## BRIEF
Read the records below. Copy each line where the string "صفات" occurs.

## RECORDS SUPPLIED
----------
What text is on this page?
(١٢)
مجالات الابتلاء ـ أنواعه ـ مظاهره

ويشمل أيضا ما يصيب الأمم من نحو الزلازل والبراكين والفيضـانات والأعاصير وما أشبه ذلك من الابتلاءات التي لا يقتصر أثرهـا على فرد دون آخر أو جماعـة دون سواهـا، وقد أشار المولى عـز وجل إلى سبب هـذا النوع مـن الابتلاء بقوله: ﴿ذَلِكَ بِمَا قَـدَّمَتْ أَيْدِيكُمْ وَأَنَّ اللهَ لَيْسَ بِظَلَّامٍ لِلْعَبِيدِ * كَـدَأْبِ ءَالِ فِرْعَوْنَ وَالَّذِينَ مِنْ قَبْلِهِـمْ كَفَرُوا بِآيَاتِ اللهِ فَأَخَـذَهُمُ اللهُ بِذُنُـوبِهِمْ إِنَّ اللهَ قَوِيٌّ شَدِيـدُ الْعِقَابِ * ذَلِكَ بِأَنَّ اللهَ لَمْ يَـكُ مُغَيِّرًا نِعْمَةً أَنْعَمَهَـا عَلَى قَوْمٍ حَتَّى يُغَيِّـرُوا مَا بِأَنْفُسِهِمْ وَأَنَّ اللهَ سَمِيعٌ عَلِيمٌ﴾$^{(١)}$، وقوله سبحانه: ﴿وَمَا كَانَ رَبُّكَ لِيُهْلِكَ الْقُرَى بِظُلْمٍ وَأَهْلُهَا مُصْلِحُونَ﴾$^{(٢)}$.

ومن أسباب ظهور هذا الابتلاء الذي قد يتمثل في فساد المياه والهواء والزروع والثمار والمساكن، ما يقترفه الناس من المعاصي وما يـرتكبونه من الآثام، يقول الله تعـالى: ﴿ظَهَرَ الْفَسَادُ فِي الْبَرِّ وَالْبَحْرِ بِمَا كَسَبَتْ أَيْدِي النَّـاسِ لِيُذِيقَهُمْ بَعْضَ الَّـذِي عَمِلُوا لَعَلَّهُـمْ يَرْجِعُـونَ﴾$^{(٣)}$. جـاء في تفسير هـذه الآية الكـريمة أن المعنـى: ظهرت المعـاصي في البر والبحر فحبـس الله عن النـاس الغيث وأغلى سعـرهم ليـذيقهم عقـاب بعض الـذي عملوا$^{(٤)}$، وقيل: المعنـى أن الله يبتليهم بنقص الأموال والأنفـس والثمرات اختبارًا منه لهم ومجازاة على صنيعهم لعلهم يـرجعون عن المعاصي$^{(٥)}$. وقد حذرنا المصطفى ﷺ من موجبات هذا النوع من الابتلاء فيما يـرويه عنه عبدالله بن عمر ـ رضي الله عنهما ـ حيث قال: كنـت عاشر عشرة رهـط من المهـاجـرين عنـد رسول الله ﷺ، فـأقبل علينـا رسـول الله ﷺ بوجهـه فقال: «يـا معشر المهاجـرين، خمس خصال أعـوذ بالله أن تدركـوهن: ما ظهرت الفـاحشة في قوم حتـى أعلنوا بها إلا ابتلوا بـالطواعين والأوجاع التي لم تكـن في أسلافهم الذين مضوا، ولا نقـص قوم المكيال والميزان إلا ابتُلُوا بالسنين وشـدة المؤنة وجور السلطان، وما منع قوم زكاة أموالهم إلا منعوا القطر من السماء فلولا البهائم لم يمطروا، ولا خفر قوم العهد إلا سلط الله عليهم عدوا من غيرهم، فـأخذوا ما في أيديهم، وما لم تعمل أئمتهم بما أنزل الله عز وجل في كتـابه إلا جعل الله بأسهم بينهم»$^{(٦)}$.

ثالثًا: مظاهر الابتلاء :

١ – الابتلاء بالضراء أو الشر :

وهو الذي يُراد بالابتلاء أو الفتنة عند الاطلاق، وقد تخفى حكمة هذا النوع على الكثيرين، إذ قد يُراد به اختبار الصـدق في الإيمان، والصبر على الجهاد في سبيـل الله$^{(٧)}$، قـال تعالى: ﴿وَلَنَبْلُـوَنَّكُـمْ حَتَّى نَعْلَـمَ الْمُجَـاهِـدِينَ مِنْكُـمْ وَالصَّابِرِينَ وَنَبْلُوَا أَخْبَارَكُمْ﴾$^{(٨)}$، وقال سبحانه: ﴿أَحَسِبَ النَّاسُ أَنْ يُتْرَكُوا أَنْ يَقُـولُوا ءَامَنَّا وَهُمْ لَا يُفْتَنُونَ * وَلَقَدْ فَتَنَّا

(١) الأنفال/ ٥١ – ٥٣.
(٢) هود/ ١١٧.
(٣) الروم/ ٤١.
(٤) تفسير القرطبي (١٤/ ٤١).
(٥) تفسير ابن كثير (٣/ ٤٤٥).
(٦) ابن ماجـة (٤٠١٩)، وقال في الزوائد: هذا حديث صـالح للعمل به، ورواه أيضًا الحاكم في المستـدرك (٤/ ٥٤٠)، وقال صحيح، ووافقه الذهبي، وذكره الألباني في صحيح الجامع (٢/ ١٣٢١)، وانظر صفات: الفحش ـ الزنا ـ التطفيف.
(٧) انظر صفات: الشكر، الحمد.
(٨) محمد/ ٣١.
----------
## RESPONSE
(٦) ابن ماجـة (٤٠١٩)، وقال في الزوائد: هذا حديث صـالح للعمل به، ورواه أيضًا الحاكم في المستـدرك (٤/ ٥٤٠)، وقال صحيح، ووافقه الذهبي، وذكره الألباني في صحيح الجامع (٢/ ١٣٢١)، وانظر صفات: الفحش ـ الزنا ـ التطفيف.
(٧) انظر صفات: الشكر، الحمد.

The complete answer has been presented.